Page:
= = = = =

Why the talk of snow? For several days several models have been doing an even bigger Hokey-Pokey than normal with next Monday's forecast. Today through Saturday will be sunny and pleasant in the 60s, maybe even 70 by Saturday...then a strong cold front drops Sunday's highs into the mid-upper 50s, with a Gulf low quickly riding up along that front and making for a crashing cold and rain-snow mixed Monday (40s for highs) before quickly pulling out Monday night. That's been the gist of it.

Not surprising to see forecast runs flip-flop given the volatility of weather at this big change of seasons, and one of my favored numeric models this morning has Monday warmer and drier...will be interested to see the 06Z runs later this morning to see if others have taken their left leg out or it they're shakin' it all around...that is what it's all about.

Nice thing about this time of year is that really cold temperatures can't hang around too long with the ever increasing sun angle and southerly jet getting stronger. And though there are some forecast lows that flirt with the freezing mark, we don't have the set-up for something like last year's record killing-freeze Easter morning.

Time to hoof it in...and get that &*$# "Hokey-Pokey" song out of my head...

Tuesday, March 18, 2008

How early IS Easter this year?...

A little Easter trivia follows...wanted to first follow-up on my ending comment yesterday about a particular tree in bloom...

Spring continues to gently nudge it's way into the landscape. Though cooler yesterday (one of those where you wait for it to warm up and it never really does!), it was still gorgeous. I remarked yesterday that just up the street there is a Tulip Magnolia, and it's deep magenta blooms recently popped out. Think harbinger.

= = = = =

Available records:

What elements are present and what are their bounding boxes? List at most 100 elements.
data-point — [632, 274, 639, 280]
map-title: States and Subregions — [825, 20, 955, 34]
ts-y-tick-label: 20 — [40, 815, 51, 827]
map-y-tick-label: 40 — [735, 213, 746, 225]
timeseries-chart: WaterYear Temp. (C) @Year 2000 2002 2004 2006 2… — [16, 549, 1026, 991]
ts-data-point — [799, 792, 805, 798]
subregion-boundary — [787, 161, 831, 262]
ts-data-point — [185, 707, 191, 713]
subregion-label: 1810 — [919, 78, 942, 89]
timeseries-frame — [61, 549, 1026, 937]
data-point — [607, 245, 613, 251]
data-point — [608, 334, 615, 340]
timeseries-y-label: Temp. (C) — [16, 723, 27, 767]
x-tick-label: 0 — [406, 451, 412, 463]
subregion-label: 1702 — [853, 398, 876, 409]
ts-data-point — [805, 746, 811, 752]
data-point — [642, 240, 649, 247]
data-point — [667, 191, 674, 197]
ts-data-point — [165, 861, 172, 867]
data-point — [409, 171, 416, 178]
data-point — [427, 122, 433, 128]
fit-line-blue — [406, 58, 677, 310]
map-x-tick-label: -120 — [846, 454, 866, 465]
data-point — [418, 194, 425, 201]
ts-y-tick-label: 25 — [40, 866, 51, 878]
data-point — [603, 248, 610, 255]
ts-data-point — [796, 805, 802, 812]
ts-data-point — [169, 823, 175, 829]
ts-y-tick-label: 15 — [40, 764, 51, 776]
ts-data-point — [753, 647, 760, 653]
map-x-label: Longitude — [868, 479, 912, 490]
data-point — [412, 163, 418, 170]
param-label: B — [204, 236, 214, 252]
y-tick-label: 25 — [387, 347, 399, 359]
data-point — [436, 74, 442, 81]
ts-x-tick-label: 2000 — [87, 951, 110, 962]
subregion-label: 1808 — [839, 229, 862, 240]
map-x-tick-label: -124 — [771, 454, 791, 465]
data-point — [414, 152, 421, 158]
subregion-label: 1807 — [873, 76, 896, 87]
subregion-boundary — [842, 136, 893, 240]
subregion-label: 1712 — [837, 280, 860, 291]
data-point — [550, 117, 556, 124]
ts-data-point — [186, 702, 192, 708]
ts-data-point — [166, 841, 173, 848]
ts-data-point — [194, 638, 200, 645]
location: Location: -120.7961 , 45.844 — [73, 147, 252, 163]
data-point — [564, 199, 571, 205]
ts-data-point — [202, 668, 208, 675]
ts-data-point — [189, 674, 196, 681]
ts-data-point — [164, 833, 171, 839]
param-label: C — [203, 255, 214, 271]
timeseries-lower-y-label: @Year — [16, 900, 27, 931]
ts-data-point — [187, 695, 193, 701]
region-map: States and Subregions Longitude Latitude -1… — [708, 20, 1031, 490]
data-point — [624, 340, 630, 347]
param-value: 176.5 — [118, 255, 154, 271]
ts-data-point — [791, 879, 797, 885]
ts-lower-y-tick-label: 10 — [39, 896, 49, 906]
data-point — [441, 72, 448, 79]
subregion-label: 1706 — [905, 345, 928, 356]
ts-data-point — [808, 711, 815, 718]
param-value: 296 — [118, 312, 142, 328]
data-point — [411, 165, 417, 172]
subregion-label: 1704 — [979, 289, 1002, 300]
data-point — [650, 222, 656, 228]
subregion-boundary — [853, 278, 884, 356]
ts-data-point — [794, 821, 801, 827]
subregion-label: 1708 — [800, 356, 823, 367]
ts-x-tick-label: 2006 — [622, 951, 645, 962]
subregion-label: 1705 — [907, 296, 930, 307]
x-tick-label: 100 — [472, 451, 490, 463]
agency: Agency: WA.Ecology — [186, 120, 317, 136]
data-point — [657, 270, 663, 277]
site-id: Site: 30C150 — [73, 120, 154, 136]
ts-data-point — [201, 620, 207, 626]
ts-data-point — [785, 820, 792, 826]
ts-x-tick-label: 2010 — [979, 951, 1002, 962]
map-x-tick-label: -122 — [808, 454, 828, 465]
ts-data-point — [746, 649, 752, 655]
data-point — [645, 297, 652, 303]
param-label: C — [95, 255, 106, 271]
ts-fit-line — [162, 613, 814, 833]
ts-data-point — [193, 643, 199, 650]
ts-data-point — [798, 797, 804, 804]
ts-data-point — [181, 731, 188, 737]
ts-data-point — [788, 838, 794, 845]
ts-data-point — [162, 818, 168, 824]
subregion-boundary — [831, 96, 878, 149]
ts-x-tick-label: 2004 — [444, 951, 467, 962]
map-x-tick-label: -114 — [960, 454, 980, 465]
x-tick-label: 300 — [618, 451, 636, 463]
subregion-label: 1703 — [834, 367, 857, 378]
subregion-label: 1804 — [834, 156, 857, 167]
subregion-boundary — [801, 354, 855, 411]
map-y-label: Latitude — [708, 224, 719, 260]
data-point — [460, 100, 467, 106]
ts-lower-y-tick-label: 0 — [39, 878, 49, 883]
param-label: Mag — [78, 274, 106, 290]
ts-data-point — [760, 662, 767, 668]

= = = = =

Tasks to carry out:
1. Rewrite the records from their first line through the line with "timeseries-frame — [61, 549, 1026, 937]", swapping "States and Subregions" for "River Basins" and leaving everything else the same.
2. Continue the weather blog post from its final sentence, in the same voice.

Answers:
1.
What elements are present and what are their bounding boxes? List at most 100 elements.
data-point — [632, 274, 639, 280]
map-title: River Basins — [825, 20, 955, 34]
ts-y-tick-label: 20 — [40, 815, 51, 827]
map-y-tick-label: 40 — [735, 213, 746, 225]
timeseries-chart: WaterYear Temp. (C) @Year 2000 2002 2004 2006 2… — [16, 549, 1026, 991]
ts-data-point — [799, 792, 805, 798]
subregion-boundary — [787, 161, 831, 262]
ts-data-point — [185, 707, 191, 713]
subregion-label: 1810 — [919, 78, 942, 89]
timeseries-frame — [61, 549, 1026, 937]

2.
But not of spring, necessarily. In my many moons here on earth and many transitions from winter to spring, when I see the Tulip Magnolias bloom, I know that within a roughly 7 day period, something really stormy and cold hits. On the one hand, wait 7 days and plenty of things can happen...but in my general observations, 4 out of 5 years I've seen 'em get whammied. Last year, as you may remember, the peach crops got nailed by a deep freeze, which killed this tree's blossoms all at once.

I love these flowers, but in the world of blooms they're relatively fragile...and after a big storm or wind event they're prone to be decorating the ground around the trunk. Wednesday's potentially strong storms might do the trick; however, I don't see any crashing cold that would also do the trick. Maybe this will be an 'off' year for my correlation - I'd take that!

Easter weekend has a shot of colder air and potentially sub-freezing temperatures Sunday morning (though barely, at first glance), and I have a feeling it will be on the breezy side. Keeping showers out of Sunday's forecast for now...just a cold sunrise for outdoor services.

Speaking of Easter...early, ain't it? So the question begs to be asked, "How early is Easter this year?"

March 23 is not the earliest Easter can fall on, but it is the second earliest. March 22 takes the 'earliest' honors, but it's pretty rare. Last time it did that was 1818, and it won't happen again until 2285, 277 years from now. Obviously, no one alive today has or will see that (ah, to be Master of the Obvious...).

The last time Easter fell on March 23 was 1913. Only those 95 or older were around for that one. The next time Easter will be on March 23, we'll be dust, folks. 2160 - 152 years away!

For the curious, the latest Easter can occur is April 25, which is less rare than the above. Last time that occurred was in 1943, and the next date for it will be 2038.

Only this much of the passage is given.